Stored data
** begin **

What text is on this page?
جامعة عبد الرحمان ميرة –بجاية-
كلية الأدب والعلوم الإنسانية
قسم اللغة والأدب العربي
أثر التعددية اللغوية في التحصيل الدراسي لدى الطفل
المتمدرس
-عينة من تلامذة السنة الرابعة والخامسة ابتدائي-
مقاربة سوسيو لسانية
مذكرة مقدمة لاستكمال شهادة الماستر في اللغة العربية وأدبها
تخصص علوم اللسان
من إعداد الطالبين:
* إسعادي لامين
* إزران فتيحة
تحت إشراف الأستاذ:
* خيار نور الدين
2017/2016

** end **

Task to complete: From the entries, copy out each line containing the word "اللغة".

Finished task:
قسم اللغة والأدب العربي
مذكرة مقدمة لاستكمال شهادة الماستر في اللغة العربية وأدبها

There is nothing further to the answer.